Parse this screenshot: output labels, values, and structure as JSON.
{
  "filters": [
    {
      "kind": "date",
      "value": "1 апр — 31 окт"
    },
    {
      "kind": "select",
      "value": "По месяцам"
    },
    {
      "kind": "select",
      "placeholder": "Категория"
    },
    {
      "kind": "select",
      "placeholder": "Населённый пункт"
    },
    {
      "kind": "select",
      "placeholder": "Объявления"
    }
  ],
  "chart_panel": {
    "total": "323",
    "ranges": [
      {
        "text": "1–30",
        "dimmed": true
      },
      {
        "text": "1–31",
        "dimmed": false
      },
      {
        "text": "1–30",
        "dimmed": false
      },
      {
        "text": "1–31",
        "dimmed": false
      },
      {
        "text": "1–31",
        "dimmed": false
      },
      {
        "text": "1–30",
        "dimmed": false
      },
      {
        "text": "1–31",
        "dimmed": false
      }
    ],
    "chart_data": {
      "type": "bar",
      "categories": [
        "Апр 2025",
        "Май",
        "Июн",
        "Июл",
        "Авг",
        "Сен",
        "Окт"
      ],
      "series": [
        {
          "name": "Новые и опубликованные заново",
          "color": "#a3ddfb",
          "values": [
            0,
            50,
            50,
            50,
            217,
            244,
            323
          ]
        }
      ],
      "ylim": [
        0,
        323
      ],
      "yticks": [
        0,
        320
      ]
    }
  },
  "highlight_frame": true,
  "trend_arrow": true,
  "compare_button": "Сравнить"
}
★ ★ ★ ★
[Stated task]
From the records above, extract every entry verbatim.

[Answer to this exercise]
Parse this screenshot: output labels, values, and structure as JSON.
{
  "filters": [
    {
      "kind": "date",
      "value": "1 апр — 31 окт"
    },
    {
      "kind": "select",
      "value": "По месяцам"
    },
    {
      "kind": "select",
      "placeholder": "Категория"
    },
    {
      "kind": "select",
      "placeholder": "Населённый пункт"
    },
    {
      "kind": "select",
      "placeholder": "Объявления"
    }
  ],
  "chart_panel": {
    "total": "323",
    "ranges": [
      {
        "text": "1–30",
        "dimmed": true
      },
      {
        "text": "1–31",
        "dimmed": false
      },
      {
        "text": "1–30",
        "dimmed": false
      },
      {
        "text": "1–31",
        "dimmed": false
      },
      {
        "text": "1–31",
        "dimmed": false
      },
      {
        "text": "1–30",
        "dimmed": false
      },
      {
        "text": "1–31",
        "dimmed": false
      }
    ],
    "chart_data": {
      "type": "bar",
      "categories": [
        "Апр 2025",
        "Май",
        "Июн",
        "Июл",
        "Авг",
        "Сен",
        "Окт"
      ],
      "series": [
        {
          "name": "Новые и опубликованные заново",
          "color": "#a3ddfb",
          "values": [
            0,
            50,
            50,
            50,
            217,
            244,
            323
          ]
        }
      ],
      "ylim": [
        0,
        323
      ],
      "yticks": [
        0,
        320
      ]
    }
  },
  "highlight_frame": true,
  "trend_arrow": true,
  "compare_button": "Сравнить"
}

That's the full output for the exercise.